● **Short task**:
Go through the listing and return every line with "EXERCICE" in it.

● **Source records**:
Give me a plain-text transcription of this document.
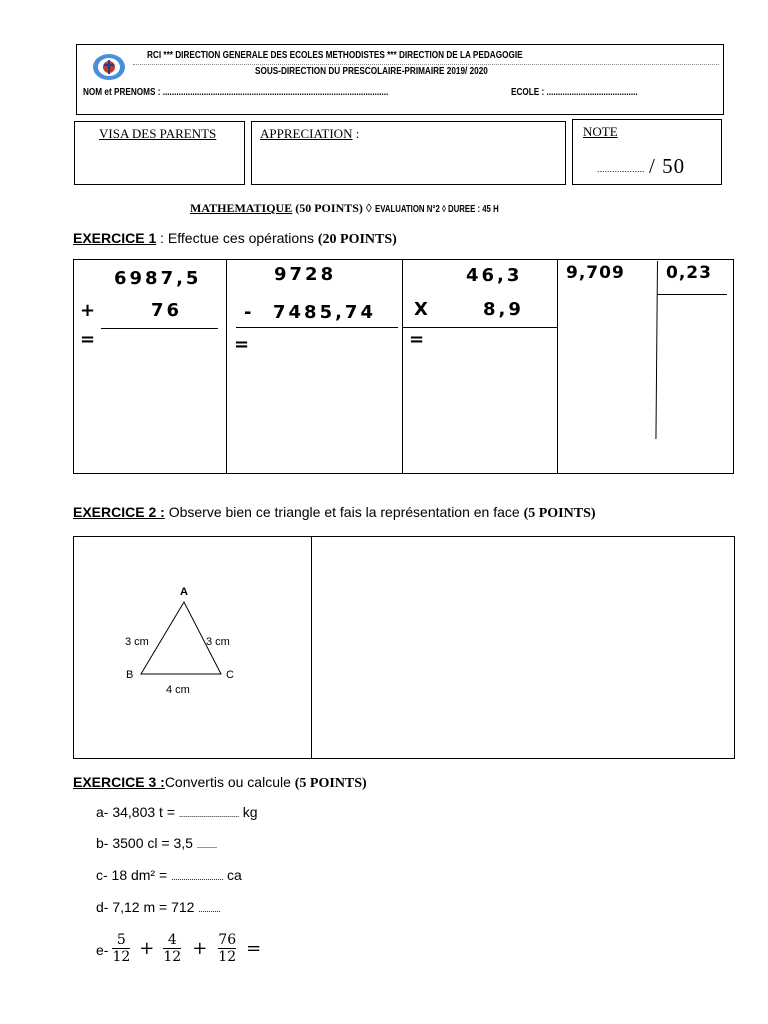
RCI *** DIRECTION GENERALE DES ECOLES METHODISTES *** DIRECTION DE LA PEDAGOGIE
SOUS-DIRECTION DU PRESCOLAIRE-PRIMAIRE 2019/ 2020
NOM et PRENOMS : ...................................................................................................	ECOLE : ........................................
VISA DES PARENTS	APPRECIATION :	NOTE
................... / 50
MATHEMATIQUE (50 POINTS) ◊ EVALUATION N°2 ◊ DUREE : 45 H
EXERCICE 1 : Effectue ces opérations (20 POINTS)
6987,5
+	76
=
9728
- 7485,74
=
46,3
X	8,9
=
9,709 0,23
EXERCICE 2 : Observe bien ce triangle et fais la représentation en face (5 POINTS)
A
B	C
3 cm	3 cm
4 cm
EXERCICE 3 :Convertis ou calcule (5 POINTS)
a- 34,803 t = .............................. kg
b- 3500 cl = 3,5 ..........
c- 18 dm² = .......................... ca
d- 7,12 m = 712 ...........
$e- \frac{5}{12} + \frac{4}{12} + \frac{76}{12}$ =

==

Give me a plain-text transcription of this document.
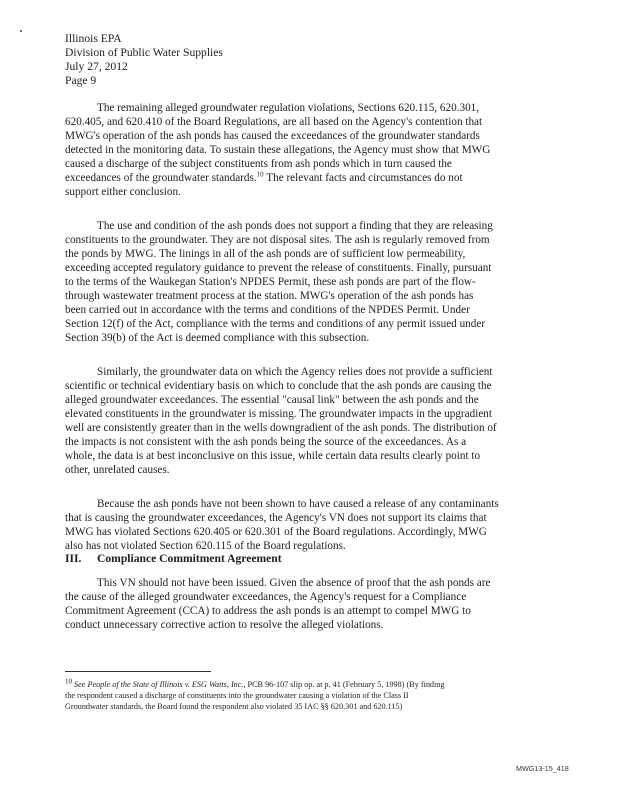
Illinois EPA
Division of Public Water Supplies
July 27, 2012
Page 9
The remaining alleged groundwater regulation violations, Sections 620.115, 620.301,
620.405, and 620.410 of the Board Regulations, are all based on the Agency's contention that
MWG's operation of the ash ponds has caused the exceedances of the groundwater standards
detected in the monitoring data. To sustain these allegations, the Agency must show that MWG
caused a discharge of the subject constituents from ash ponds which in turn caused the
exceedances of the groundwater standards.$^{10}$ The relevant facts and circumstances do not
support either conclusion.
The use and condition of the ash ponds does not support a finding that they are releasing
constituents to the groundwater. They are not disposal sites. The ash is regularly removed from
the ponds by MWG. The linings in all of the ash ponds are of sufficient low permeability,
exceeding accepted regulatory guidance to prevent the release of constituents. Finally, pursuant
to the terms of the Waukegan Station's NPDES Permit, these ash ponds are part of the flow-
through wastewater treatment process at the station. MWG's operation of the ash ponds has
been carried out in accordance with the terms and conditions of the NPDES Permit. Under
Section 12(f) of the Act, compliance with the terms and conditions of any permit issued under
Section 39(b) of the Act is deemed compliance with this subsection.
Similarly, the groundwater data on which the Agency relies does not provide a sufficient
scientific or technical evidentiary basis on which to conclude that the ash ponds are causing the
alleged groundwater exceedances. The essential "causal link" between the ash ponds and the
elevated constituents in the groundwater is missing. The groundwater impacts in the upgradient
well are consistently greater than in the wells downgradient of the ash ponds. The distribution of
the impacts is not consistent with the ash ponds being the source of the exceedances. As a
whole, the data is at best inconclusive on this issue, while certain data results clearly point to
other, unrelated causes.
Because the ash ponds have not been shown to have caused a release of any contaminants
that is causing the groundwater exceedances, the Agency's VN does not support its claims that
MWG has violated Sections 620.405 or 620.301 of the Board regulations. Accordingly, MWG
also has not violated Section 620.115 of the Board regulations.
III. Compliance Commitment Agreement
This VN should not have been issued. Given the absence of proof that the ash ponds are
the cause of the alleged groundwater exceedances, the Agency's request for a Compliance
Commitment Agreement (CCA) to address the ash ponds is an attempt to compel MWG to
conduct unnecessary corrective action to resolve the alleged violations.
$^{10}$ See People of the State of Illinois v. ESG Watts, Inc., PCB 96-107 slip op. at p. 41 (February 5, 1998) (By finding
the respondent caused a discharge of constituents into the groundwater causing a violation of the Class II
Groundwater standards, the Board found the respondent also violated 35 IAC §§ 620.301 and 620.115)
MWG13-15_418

● **Solution to this problem**:
EXERCICE 1 : Effectue ces opérations (20 POINTS)
EXERCICE 2 : Observe bien ce triangle et fais la représentation en face (5 POINTS)
EXERCICE 3 :Convertis ou calcule (5 POINTS)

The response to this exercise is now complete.